Type out the data exactly as given. Skip any image.

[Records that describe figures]
----
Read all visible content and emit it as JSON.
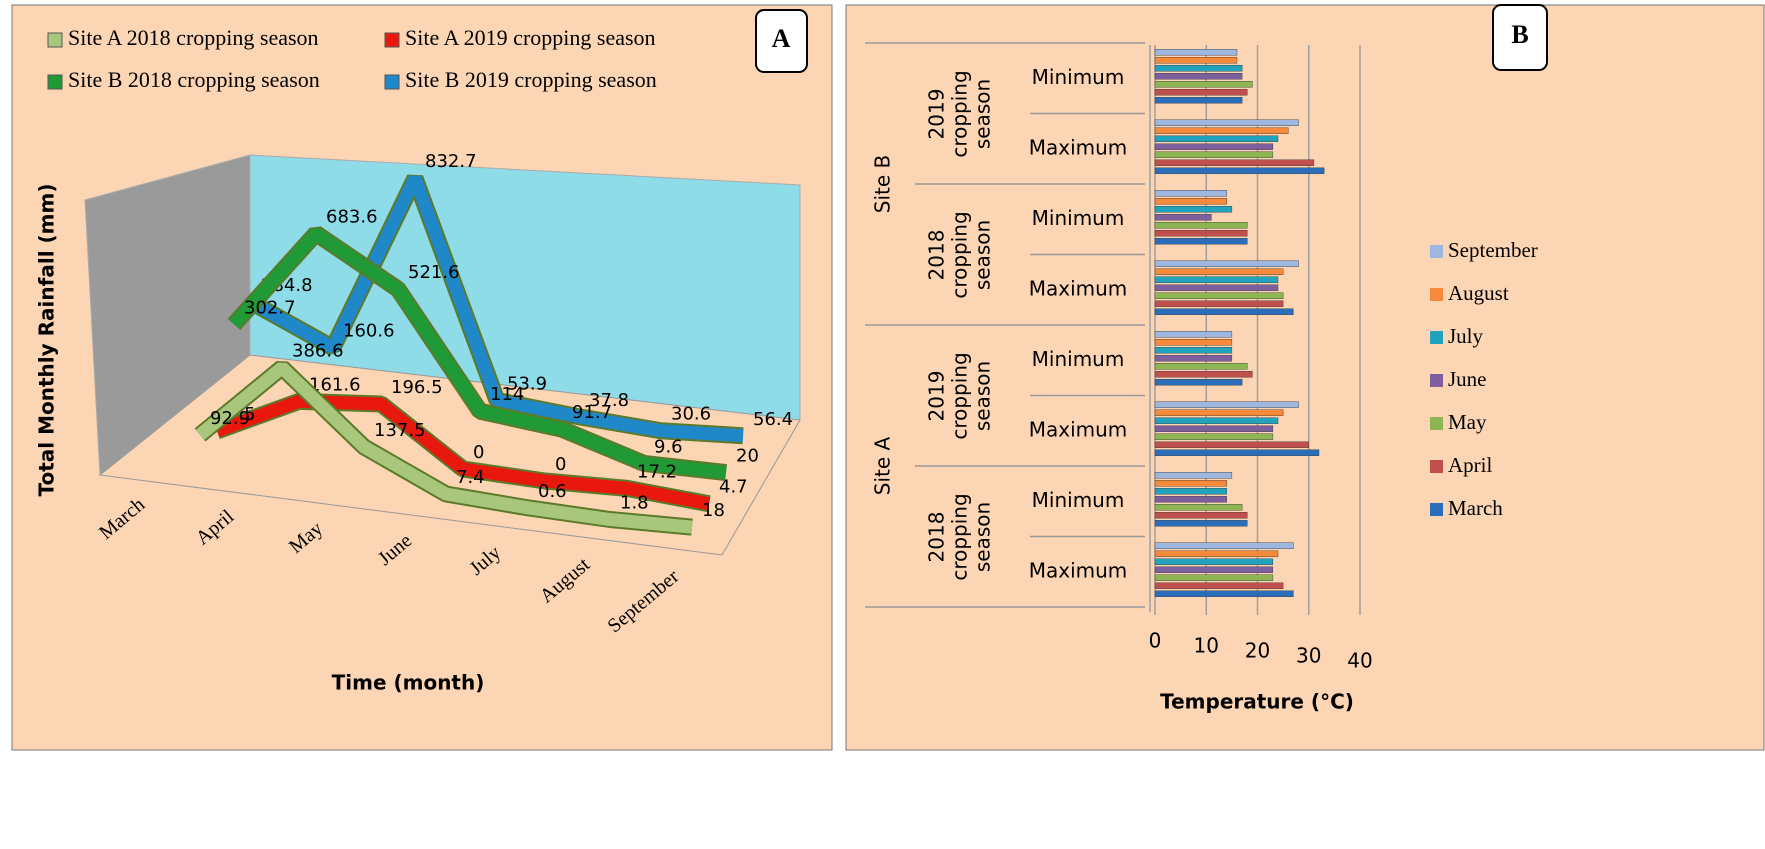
{
  "chart_data": [
    {
      "type": "line3d",
      "panel_label": "A",
      "x_label": "Time (month)",
      "y_label": "Total Monthly Rainfall (mm)",
      "categories": [
        "March",
        "April",
        "May",
        "June",
        "July",
        "August",
        "September"
      ],
      "series": [
        {
          "name": "Site A 2018 cropping season",
          "color": "#a8c77c",
          "values": [
            92.9,
            386.6,
            137.5,
            7.4,
            0.6,
            1.8,
            18
          ]
        },
        {
          "name": "Site A 2019 cropping season",
          "color": "#e8180f",
          "values": [
            7.5,
            161.6,
            196.5,
            0,
            0,
            17.2,
            4.7
          ]
        },
        {
          "name": "Site B 2018 cropping season",
          "color": "#1f9a37",
          "values": [
            302.7,
            683.6,
            521.6,
            114,
            91.7,
            9.6,
            20
          ]
        },
        {
          "name": "Site B 2019 cropping season",
          "color": "#1f88c9",
          "values": [
            284.8,
            160.6,
            832.7,
            53.9,
            37.8,
            30.6,
            56.4
          ]
        }
      ]
    },
    {
      "type": "bar",
      "orientation": "horizontal",
      "panel_label": "B",
      "x_label": "Temperature (°C)",
      "categories": [
        "Maximum",
        "Minimum",
        "Maximum",
        "Minimum",
        "Maximum",
        "Minimum",
        "Maximum",
        "Minimum"
      ],
      "season_groups": [
        "2018 cropping season",
        "2019 cropping season",
        "2018 cropping season",
        "2019 cropping season"
      ],
      "site_groups": [
        "Site A",
        "Site B"
      ],
      "xlim": [
        0,
        40
      ],
      "xticks": [
        0,
        10,
        20,
        30,
        40
      ],
      "grid": true,
      "legend": "right",
      "series": [
        {
          "name": "March",
          "color": "#2a6ebb",
          "values": [
            27,
            18,
            32,
            17,
            27,
            18,
            33,
            17
          ]
        },
        {
          "name": "April",
          "color": "#c0504d",
          "values": [
            25,
            18,
            30,
            19,
            25,
            18,
            31,
            18
          ]
        },
        {
          "name": "May",
          "color": "#8db552",
          "values": [
            23,
            17,
            23,
            18,
            25,
            18,
            23,
            19
          ]
        },
        {
          "name": "June",
          "color": "#7d5fa0",
          "values": [
            23,
            14,
            23,
            15,
            24,
            11,
            23,
            17
          ]
        },
        {
          "name": "July",
          "color": "#22a3bd",
          "values": [
            23,
            14,
            24,
            15,
            24,
            15,
            24,
            17
          ]
        },
        {
          "name": "August",
          "color": "#f6893a",
          "values": [
            24,
            14,
            25,
            15,
            25,
            14,
            26,
            16
          ]
        },
        {
          "name": "September",
          "color": "#9db7e0",
          "values": [
            27,
            15,
            28,
            15,
            28,
            14,
            28,
            16
          ]
        }
      ]
    }
  ]
}
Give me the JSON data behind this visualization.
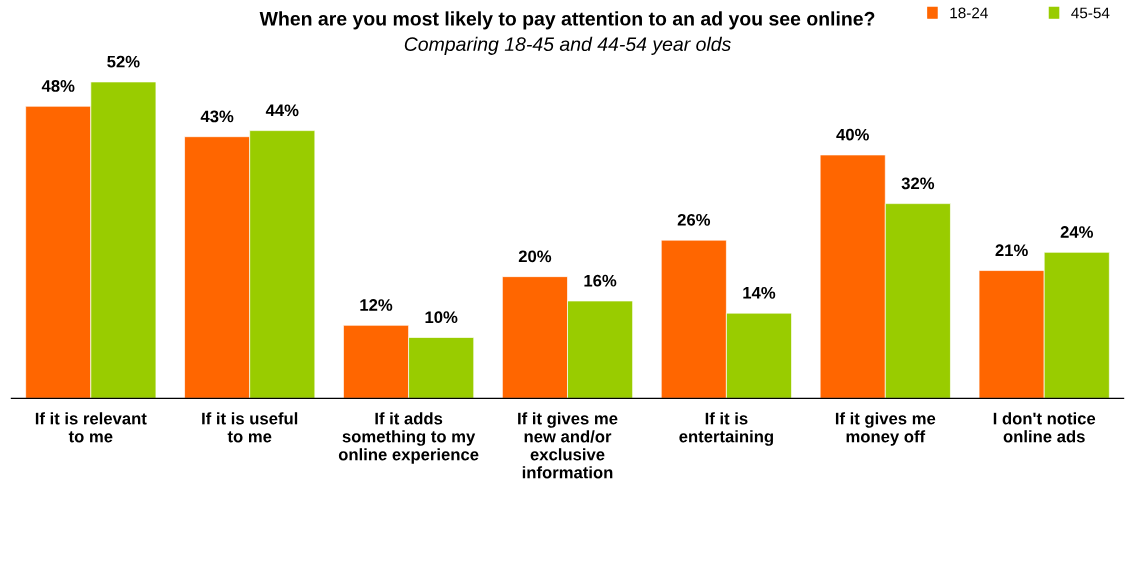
{
  "chart_data": {
    "type": "bar",
    "title": "When are you most likely to pay attention to an ad you see online?",
    "subtitle": "Comparing 18-45 and 44-54 year olds",
    "categories": [
      "If it is relevant to me",
      "If it is useful to me",
      "If it adds something to my online experience",
      "If it gives me new and/or exclusive information",
      "If it is entertaining",
      "If it gives me money off",
      "I don't notice online ads"
    ],
    "series": [
      {
        "name": "18-24",
        "color": "#ff6600",
        "values": [
          48,
          43,
          12,
          20,
          26,
          40,
          21
        ],
        "value_labels": [
          "48%",
          "43%",
          "12%",
          "20%",
          "26%",
          "40%",
          "21%"
        ]
      },
      {
        "name": "45-54",
        "color": "#99cc00",
        "values": [
          52,
          44,
          10,
          16,
          14,
          32,
          24
        ],
        "value_labels": [
          "52%",
          "44%",
          "10%",
          "16%",
          "14%",
          "32%",
          "24%"
        ]
      }
    ],
    "legend": "top right",
    "grid": false
  }
}
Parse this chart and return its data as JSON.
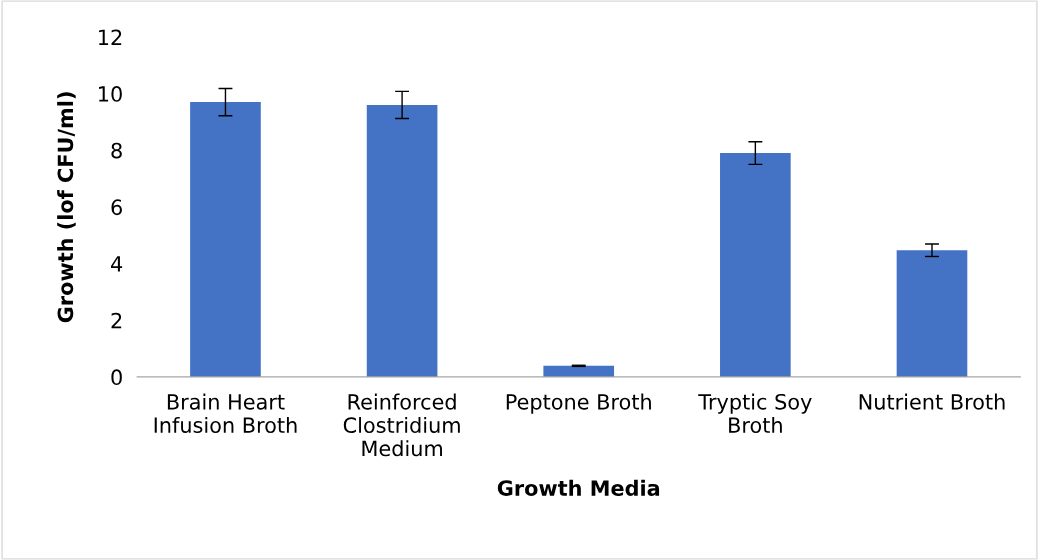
{
  "chart_data": {
    "type": "bar",
    "xlabel": "Growth Media",
    "ylabel": "Growth (lof CFU/ml)",
    "categories": [
      "Brain Heart\nInfusion Broth",
      "Reinforced\nClostridium\nMedium",
      "Peptone Broth",
      "Tryptic Soy\nBroth",
      "Nutrient Broth"
    ],
    "values": [
      9.7,
      9.6,
      0.39,
      7.9,
      4.47
    ],
    "errors": [
      0.48,
      0.48,
      0.02,
      0.4,
      0.22
    ],
    "color": "#4472c4",
    "ylim": [
      0,
      12
    ],
    "yticks": [
      0,
      2,
      4,
      6,
      8,
      10,
      12
    ],
    "grid": false
  }
}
----
* **Finished exercise**:
Read all visible content and emit it as JSON.
{
  "chart_data": [
    {
      "type": "line3d",
      "panel_label": "A",
      "x_label": "Time (month)",
      "y_label": "Total Monthly Rainfall (mm)",
      "categories": [
        "March",
        "April",
        "May",
        "June",
        "July",
        "August",
        "September"
      ],
      "series": [
        {
          "name": "Site A 2018 cropping season",
          "color": "#a8c77c",
          "values": [
            92.9,
            386.6,
            137.5,
            7.4,
            0.6,
            1.8,
            18
          ]
        },
        {
          "name": "Site A 2019 cropping season",
          "color": "#e8180f",
          "values": [
            7.5,
            161.6,
            196.5,
            0,
            0,
            17.2,
            4.7
          ]
        },
        {
          "name": "Site B 2018 cropping season",
          "color": "#1f9a37",
          "values": [
            302.7,
            683.6,
            521.6,
            114,
            91.7,
            9.6,
            20
          ]
        },
        {
          "name": "Site B 2019 cropping season",
          "color": "#1f88c9",
          "values": [
            284.8,
            160.6,
            832.7,
            53.9,
            37.8,
            30.6,
            56.4
          ]
        }
      ]
    },
    {
      "type": "bar",
      "orientation": "horizontal",
      "panel_label": "B",
      "x_label": "Temperature (°C)",
      "categories": [
        "Maximum",
        "Minimum",
        "Maximum",
        "Minimum",
        "Maximum",
        "Minimum",
        "Maximum",
        "Minimum"
      ],
      "season_groups": [
        "2018 cropping season",
        "2019 cropping season",
        "2018 cropping season",
        "2019 cropping season"
      ],
      "site_groups": [
        "Site A",
        "Site B"
      ],
      "xlim": [
        0,
        40
      ],
      "xticks": [
        0,
        10,
        20,
        30,
        40
      ],
      "grid": true,
      "legend": "right",
      "series": [
        {
          "name": "March",
          "color": "#2a6ebb",
          "values": [
            27,
            18,
            32,
            17,
            27,
            18,
            33,
            17
          ]
        },
        {
          "name": "April",
          "color": "#c0504d",
          "values": [
            25,
            18,
            30,
            19,
            25,
            18,
            31,
            18
          ]
        },
        {
          "name": "May",
          "color": "#8db552",
          "values": [
            23,
            17,
            23,
            18,
            25,
            18,
            23,
            19
          ]
        },
        {
          "name": "June",
          "color": "#7d5fa0",
          "values": [
            23,
            14,
            23,
            15,
            24,
            11,
            23,
            17
          ]
        },
        {
          "name": "July",
          "color": "#22a3bd",
          "values": [
            23,
            14,
            24,
            15,
            24,
            15,
            24,
            17
          ]
        },
        {
          "name": "August",
          "color": "#f6893a",
          "values": [
            24,
            14,
            25,
            15,
            25,
            14,
            26,
            16
          ]
        },
        {
          "name": "September",
          "color": "#9db7e0",
          "values": [
            27,
            15,
            28,
            15,
            28,
            14,
            28,
            16
          ]
        }
      ]
    }
  ]
}
Give me the JSON data behind this visualization.
{
  "chart_data": {
    "type": "bar",
    "title": "When are you most likely to pay attention to an ad you see online?",
    "subtitle": "Comparing 18-45 and 44-54 year olds",
    "categories": [
      "If it is relevant to me",
      "If it is useful to me",
      "If it adds something to my online experience",
      "If it gives me new and/or exclusive information",
      "If it is entertaining",
      "If it gives me money off",
      "I don't notice online ads"
    ],
    "series": [
      {
        "name": "18-24",
        "color": "#ff6600",
        "values": [
          48,
          43,
          12,
          20,
          26,
          40,
          21
        ],
        "value_labels": [
          "48%",
          "43%",
          "12%",
          "20%",
          "26%",
          "40%",
          "21%"
        ]
      },
      {
        "name": "45-54",
        "color": "#99cc00",
        "values": [
          52,
          44,
          10,
          16,
          14,
          32,
          24
        ],
        "value_labels": [
          "52%",
          "44%",
          "10%",
          "16%",
          "14%",
          "32%",
          "24%"
        ]
      }
    ],
    "legend": "top right",
    "grid": false
  }
}
Parse this chart and return its data as JSON.
{
  "chart_data": {
    "type": "bar",
    "xlabel": "Growth Media",
    "ylabel": "Growth (lof CFU/ml)",
    "categories": [
      "Brain Heart\nInfusion Broth",
      "Reinforced\nClostridium\nMedium",
      "Peptone Broth",
      "Tryptic Soy\nBroth",
      "Nutrient Broth"
    ],
    "values": [
      9.7,
      9.6,
      0.39,
      7.9,
      4.47
    ],
    "errors": [
      0.48,
      0.48,
      0.02,
      0.4,
      0.22
    ],
    "color": "#4472c4",
    "ylim": [
      0,
      12
    ],
    "yticks": [
      0,
      2,
      4,
      6,
      8,
      10,
      12
    ],
    "grid": false
  }
}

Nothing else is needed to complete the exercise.